--- Start of Source data ---

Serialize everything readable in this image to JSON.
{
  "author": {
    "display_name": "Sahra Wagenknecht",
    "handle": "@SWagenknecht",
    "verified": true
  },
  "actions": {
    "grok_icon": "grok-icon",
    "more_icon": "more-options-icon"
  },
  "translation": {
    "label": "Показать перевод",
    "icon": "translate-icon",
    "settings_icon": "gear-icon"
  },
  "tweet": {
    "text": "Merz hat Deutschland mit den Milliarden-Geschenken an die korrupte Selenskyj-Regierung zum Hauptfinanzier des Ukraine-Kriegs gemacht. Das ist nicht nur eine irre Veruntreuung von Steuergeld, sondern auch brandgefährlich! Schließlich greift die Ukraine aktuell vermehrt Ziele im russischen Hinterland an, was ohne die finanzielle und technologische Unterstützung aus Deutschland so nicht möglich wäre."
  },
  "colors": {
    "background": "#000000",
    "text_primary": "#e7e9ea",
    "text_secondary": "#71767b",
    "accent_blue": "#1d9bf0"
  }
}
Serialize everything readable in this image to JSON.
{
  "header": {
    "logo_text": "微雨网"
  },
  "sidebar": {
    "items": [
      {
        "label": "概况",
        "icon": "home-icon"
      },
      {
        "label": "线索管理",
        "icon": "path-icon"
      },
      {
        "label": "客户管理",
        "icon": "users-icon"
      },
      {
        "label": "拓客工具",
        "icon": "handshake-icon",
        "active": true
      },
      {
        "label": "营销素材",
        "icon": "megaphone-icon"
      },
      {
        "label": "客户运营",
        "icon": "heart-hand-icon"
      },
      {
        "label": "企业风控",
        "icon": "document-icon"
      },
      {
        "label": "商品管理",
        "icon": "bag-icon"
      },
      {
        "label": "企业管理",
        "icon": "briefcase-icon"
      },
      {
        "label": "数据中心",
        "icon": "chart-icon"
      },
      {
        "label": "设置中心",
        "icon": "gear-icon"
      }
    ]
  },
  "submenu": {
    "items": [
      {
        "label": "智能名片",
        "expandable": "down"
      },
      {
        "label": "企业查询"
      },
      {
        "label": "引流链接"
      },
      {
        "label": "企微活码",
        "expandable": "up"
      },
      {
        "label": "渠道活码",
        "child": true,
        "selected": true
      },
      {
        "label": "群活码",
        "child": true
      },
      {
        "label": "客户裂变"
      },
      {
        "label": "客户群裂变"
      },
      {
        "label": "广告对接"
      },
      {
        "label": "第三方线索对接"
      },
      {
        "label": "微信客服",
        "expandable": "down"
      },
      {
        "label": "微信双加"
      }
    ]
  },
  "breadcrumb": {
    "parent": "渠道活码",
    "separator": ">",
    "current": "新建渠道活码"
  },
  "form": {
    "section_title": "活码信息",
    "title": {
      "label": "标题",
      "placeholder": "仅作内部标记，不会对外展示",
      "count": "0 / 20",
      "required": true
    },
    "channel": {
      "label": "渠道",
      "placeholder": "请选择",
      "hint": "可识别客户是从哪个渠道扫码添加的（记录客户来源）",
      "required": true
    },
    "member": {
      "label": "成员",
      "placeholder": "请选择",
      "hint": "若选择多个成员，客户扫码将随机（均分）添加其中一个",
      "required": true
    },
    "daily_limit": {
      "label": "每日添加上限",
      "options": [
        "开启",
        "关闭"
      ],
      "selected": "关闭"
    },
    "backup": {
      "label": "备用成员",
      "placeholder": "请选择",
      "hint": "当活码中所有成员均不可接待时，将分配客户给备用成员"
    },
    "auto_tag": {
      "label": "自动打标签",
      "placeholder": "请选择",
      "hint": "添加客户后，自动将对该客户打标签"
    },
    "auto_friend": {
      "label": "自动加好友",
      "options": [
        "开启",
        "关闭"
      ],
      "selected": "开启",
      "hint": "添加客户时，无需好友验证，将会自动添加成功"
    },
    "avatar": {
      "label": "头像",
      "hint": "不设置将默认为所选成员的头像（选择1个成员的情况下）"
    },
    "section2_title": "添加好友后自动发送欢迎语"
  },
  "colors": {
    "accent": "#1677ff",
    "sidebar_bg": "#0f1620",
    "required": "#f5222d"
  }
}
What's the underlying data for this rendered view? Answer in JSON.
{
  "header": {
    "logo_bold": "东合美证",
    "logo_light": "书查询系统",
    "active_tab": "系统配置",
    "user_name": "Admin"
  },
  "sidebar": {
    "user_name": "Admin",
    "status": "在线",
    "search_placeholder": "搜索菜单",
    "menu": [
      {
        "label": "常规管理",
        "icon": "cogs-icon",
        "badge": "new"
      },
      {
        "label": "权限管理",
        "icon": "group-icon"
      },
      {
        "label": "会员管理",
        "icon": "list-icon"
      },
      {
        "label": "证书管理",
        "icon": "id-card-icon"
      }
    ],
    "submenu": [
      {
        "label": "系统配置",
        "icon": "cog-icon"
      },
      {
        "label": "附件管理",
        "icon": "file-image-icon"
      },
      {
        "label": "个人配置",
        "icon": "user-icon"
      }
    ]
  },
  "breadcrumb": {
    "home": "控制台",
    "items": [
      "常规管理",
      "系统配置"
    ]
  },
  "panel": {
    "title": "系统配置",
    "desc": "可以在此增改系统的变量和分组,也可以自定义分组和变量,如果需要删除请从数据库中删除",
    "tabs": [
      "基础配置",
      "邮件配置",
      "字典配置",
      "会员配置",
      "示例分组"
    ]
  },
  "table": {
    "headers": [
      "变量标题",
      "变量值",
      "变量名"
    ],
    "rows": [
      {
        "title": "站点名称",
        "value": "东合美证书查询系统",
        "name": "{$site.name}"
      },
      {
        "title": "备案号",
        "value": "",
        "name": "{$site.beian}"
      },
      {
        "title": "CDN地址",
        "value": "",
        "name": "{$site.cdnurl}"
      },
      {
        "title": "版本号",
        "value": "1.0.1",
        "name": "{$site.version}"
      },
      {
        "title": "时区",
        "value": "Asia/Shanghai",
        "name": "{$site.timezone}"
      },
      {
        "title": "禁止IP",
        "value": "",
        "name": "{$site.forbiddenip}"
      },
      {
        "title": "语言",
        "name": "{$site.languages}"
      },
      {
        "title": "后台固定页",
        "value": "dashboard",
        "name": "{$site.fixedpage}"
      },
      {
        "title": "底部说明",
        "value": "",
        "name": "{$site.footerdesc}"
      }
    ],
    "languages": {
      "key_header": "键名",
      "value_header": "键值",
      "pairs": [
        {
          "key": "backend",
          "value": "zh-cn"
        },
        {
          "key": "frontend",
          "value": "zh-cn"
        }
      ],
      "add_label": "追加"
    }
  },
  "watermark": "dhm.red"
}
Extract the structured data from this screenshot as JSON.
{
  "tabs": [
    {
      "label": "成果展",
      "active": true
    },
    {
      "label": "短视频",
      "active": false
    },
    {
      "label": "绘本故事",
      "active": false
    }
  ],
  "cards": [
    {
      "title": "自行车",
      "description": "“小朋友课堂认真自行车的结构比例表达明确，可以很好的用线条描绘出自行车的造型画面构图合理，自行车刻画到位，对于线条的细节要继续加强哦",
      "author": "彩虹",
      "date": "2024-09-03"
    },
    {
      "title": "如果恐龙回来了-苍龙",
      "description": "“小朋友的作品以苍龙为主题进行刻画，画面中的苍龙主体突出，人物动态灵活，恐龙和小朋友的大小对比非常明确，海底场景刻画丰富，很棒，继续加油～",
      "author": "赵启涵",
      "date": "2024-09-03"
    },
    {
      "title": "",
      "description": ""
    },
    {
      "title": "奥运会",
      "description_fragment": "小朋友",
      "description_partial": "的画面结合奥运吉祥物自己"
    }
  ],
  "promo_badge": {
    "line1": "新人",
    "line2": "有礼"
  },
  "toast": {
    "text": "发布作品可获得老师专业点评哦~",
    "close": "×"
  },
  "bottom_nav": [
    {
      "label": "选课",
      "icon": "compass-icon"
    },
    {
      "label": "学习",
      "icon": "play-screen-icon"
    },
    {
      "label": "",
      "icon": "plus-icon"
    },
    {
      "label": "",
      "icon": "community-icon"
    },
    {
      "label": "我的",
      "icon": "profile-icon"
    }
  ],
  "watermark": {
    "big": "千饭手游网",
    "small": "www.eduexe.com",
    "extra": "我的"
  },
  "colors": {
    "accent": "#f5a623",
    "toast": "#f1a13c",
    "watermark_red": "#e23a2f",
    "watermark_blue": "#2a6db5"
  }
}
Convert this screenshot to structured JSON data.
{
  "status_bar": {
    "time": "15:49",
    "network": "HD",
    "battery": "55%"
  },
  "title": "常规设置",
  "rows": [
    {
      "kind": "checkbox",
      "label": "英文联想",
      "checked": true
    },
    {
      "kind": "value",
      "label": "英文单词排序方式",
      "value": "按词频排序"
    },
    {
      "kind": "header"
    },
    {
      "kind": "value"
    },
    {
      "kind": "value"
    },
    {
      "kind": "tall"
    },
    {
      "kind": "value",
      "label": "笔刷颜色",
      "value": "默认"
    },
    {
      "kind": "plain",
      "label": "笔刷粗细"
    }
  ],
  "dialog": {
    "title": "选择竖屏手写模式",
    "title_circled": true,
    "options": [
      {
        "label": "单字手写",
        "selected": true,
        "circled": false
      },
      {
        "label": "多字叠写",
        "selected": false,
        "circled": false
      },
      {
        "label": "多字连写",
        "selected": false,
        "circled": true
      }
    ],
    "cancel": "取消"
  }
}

--- End of Source data ---

Copy out exactly the lines running from the line with "Convert this screenshot" to the end of the records, inclusive.

> [Expected answer]
Convert this screenshot to structured JSON data.
{
  "status_bar": {
    "time": "15:49",
    "network": "HD",
    "battery": "55%"
  },
  "title": "常规设置",
  "rows": [
    {
      "kind": "checkbox",
      "label": "英文联想",
      "checked": true
    },
    {
      "kind": "value",
      "label": "英文单词排序方式",
      "value": "按词频排序"
    },
    {
      "kind": "header"
    },
    {
      "kind": "value"
    },
    {
      "kind": "value"
    },
    {
      "kind": "tall"
    },
    {
      "kind": "value",
      "label": "笔刷颜色",
      "value": "默认"
    },
    {
      "kind": "plain",
      "label": "笔刷粗细"
    }
  ],
  "dialog": {
    "title": "选择竖屏手写模式",
    "title_circled": true,
    "options": [
      {
        "label": "单字手写",
        "selected": true,
        "circled": false
      },
      {
        "label": "多字叠写",
        "selected": false,
        "circled": false
      },
      {
        "label": "多字连写",
        "selected": false,
        "circled": true
      }
    ],
    "cancel": "取消"
  }
}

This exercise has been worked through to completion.